What you need to do —
From the entries below, list each line with "Urząd".

• • •

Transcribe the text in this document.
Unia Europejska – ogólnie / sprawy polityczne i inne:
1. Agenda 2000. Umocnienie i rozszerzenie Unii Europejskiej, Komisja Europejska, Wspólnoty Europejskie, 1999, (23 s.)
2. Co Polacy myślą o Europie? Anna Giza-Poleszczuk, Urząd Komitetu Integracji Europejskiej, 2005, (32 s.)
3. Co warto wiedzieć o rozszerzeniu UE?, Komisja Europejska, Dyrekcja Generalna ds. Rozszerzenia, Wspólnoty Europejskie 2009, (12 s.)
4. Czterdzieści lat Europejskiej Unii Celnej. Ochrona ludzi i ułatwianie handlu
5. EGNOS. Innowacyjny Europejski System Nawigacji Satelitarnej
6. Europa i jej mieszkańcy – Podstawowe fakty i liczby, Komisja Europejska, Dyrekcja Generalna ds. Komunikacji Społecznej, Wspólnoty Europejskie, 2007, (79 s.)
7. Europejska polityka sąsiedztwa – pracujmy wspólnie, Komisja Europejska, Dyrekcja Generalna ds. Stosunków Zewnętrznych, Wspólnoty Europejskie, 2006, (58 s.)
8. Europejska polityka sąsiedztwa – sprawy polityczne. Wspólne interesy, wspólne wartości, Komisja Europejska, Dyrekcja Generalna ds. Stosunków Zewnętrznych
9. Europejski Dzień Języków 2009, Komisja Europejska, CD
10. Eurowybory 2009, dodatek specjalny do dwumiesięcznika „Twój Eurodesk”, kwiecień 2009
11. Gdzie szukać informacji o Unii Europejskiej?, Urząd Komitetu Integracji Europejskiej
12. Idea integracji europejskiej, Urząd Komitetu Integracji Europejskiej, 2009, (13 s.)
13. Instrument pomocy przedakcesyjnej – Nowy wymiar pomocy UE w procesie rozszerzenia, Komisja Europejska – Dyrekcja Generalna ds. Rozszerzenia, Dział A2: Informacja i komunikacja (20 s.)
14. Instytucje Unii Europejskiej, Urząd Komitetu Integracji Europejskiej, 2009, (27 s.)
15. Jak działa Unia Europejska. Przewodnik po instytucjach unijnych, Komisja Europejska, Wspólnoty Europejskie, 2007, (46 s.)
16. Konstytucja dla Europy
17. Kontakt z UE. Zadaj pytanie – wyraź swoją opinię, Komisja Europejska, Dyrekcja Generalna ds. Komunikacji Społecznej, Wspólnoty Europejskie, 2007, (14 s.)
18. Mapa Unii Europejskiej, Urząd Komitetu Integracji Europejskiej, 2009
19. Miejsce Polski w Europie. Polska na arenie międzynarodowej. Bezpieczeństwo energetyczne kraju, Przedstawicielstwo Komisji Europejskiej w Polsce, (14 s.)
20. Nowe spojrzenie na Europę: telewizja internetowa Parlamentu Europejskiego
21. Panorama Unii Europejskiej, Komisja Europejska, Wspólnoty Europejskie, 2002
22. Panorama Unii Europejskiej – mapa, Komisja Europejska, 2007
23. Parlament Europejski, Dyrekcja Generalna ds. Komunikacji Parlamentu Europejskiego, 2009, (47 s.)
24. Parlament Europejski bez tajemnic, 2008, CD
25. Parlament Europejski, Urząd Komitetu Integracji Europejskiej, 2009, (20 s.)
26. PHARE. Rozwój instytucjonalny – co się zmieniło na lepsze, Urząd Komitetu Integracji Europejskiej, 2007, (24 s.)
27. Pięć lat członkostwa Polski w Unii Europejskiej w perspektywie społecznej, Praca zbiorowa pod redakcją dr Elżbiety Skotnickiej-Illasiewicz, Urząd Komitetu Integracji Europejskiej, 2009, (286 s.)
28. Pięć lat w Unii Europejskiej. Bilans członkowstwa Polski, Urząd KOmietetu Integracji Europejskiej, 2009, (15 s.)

• • •

Solution below —
2. Co Polacy myślą o Europie? Anna Giza-Poleszczuk, Urząd Komitetu Integracji Europejskiej, 2005, (32 s.)
11. Gdzie szukać informacji o Unii Europejskiej?, Urząd Komitetu Integracji Europejskiej
12. Idea integracji europejskiej, Urząd Komitetu Integracji Europejskiej, 2009, (13 s.)
14. Instytucje Unii Europejskiej, Urząd Komitetu Integracji Europejskiej, 2009, (27 s.)
18. Mapa Unii Europejskiej, Urząd Komitetu Integracji Europejskiej, 2009
25. Parlament Europejski, Urząd Komitetu Integracji Europejskiej, 2009, (20 s.)
26. PHARE. Rozwój instytucjonalny – co się zmieniło na lepsze, Urząd Komitetu Integracji Europejskiej, 2007, (24 s.)
27. Pięć lat członkostwa Polski w Unii Europejskiej w perspektywie społecznej, Praca zbiorowa pod redakcją dr Elżbiety Skotnickiej-Illasiewicz, Urząd Komitetu Integracji Europejskiej, 2009, (286 s.)
28. Pięć lat w Unii Europejskiej. Bilans członkowstwa Polski, Urząd KOmietetu Integracji Europejskiej, 2009, (15 s.)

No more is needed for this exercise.